■ DATA RECORDS:
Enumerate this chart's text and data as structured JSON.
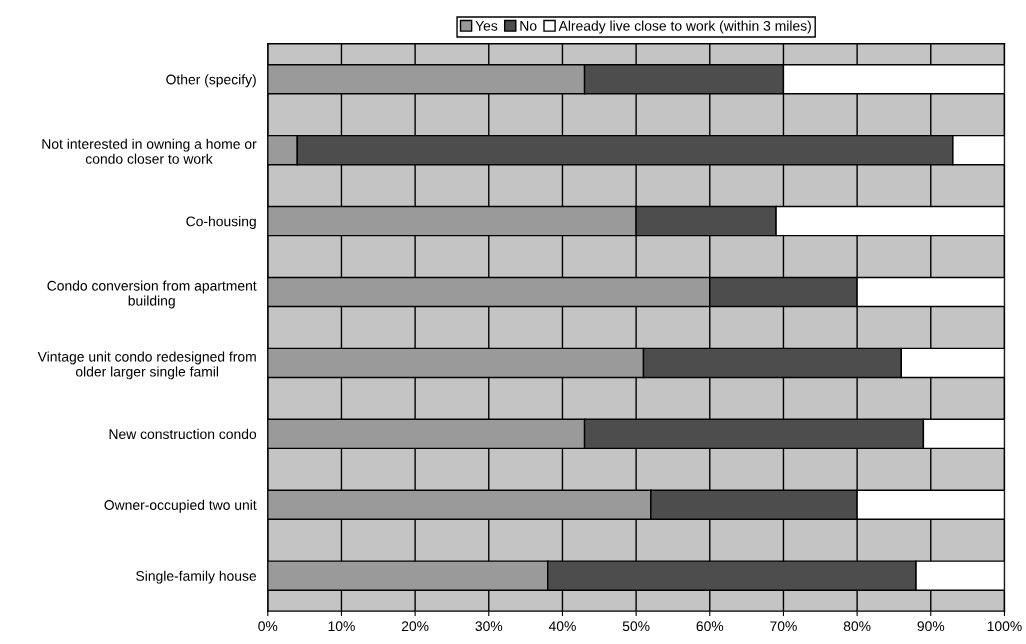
{
  "chart_data": {
    "type": "bar",
    "orientation": "horizontal",
    "stacked": true,
    "categories": [
      "Other (specify)",
      "Not interested in owning a home or\ncondo closer to work",
      "Co-housing",
      "Condo conversion from apartment\nbuilding",
      "Vintage unit condo redesigned from\nolder larger single famil",
      "New construction condo",
      "Owner-occupied two unit",
      "Single-family house"
    ],
    "series": [
      {
        "name": "Yes",
        "color": "#9a9a9a",
        "values": [
          43,
          4,
          50,
          60,
          51,
          43,
          52,
          38
        ]
      },
      {
        "name": "No",
        "color": "#4d4d4d",
        "values": [
          27,
          89,
          19,
          20,
          35,
          46,
          28,
          50
        ]
      },
      {
        "name": "Already live close to work (within 3 miles)",
        "color": "#ffffff",
        "values": [
          30,
          7,
          31,
          20,
          14,
          11,
          20,
          12
        ]
      }
    ],
    "xlim": [
      0,
      100
    ],
    "xticks": [
      {
        "value": 0,
        "label": "0%"
      },
      {
        "value": 10,
        "label": "10%"
      },
      {
        "value": 20,
        "label": "20%"
      },
      {
        "value": 30,
        "label": "30%"
      },
      {
        "value": 40,
        "label": "40%"
      },
      {
        "value": 50,
        "label": "50%"
      },
      {
        "value": 60,
        "label": "60%"
      },
      {
        "value": 70,
        "label": "70%"
      },
      {
        "value": 80,
        "label": "80%"
      },
      {
        "value": 90,
        "label": "90%"
      },
      {
        "value": 100,
        "label": "100%"
      }
    ],
    "grid": "x",
    "legend": "top"
  }
}
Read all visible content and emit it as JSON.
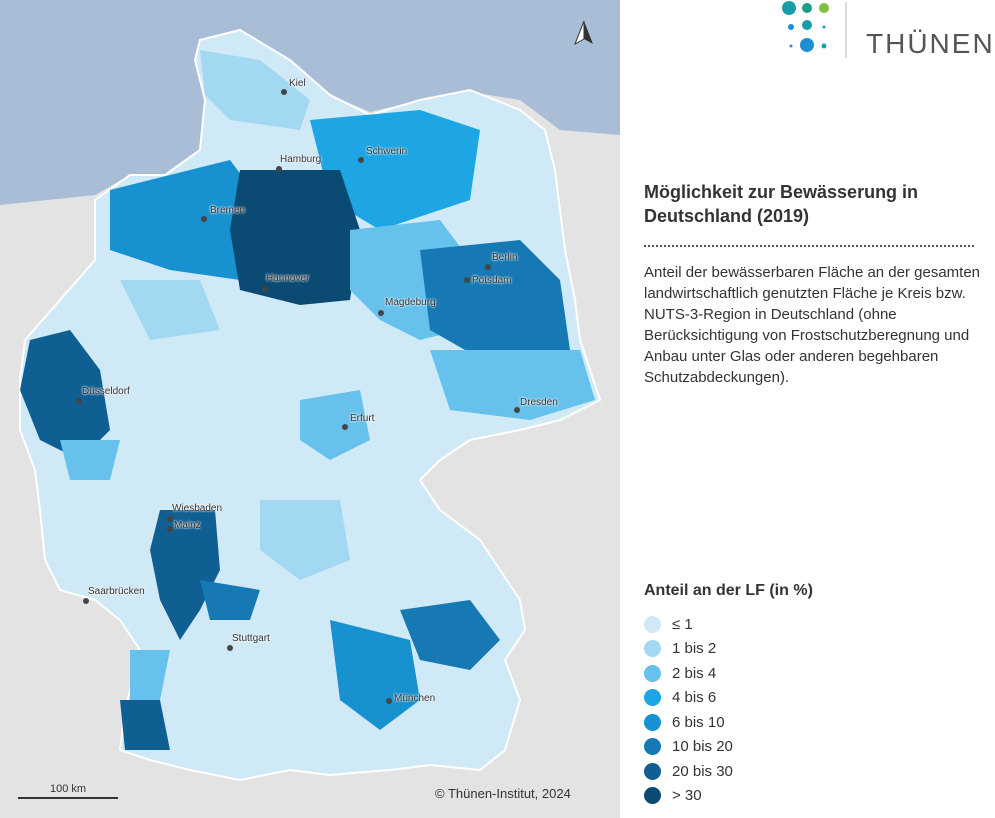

■ GOAL: Give the number of lines where the string "from" occurs, without any further text.

■ TASK SOLUTION: 2